• **Selected extract**:
It would be possible to use the readlines()
function to read the entire contents of the file into a Python list, which could then be iterated. Each row in the text file will be a unique value in the list. Since this function reads the entire file into a list, you need to use this method with caution, as large files can cause significant performance problems.
There's more...
Similar to instances of reading files, there are a number of methods that you can use to write data to a file. The write()
function is probably the easiest to use. It takes a single string argument and writes it to a file. The writelines()
function can be used to write the contents of a list structure to a file. Before writing data to a text file, you will need to open the file in either a write or append mode.

• **What this task involves**:
List every function named in the passage on reading and writing files. Use only the passage on reading and writing files.

Dataset records
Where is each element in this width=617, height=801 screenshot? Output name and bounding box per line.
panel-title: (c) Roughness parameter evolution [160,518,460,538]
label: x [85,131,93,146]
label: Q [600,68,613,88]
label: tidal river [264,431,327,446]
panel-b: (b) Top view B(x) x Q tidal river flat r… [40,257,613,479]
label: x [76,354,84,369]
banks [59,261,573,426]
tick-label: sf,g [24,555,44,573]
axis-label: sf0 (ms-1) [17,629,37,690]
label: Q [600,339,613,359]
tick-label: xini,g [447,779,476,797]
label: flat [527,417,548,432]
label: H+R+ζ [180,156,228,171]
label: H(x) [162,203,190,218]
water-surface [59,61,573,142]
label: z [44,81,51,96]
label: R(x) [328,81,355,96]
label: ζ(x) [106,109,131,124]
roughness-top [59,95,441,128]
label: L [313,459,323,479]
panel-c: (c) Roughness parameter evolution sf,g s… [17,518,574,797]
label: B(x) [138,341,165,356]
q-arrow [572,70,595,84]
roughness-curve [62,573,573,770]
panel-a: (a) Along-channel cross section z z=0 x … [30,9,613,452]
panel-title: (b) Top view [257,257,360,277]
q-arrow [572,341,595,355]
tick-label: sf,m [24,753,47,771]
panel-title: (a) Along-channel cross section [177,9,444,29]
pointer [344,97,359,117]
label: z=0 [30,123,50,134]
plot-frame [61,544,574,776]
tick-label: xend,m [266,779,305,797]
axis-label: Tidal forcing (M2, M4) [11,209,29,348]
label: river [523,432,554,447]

• **Answer for the task**:
readlines(), write(), writelines()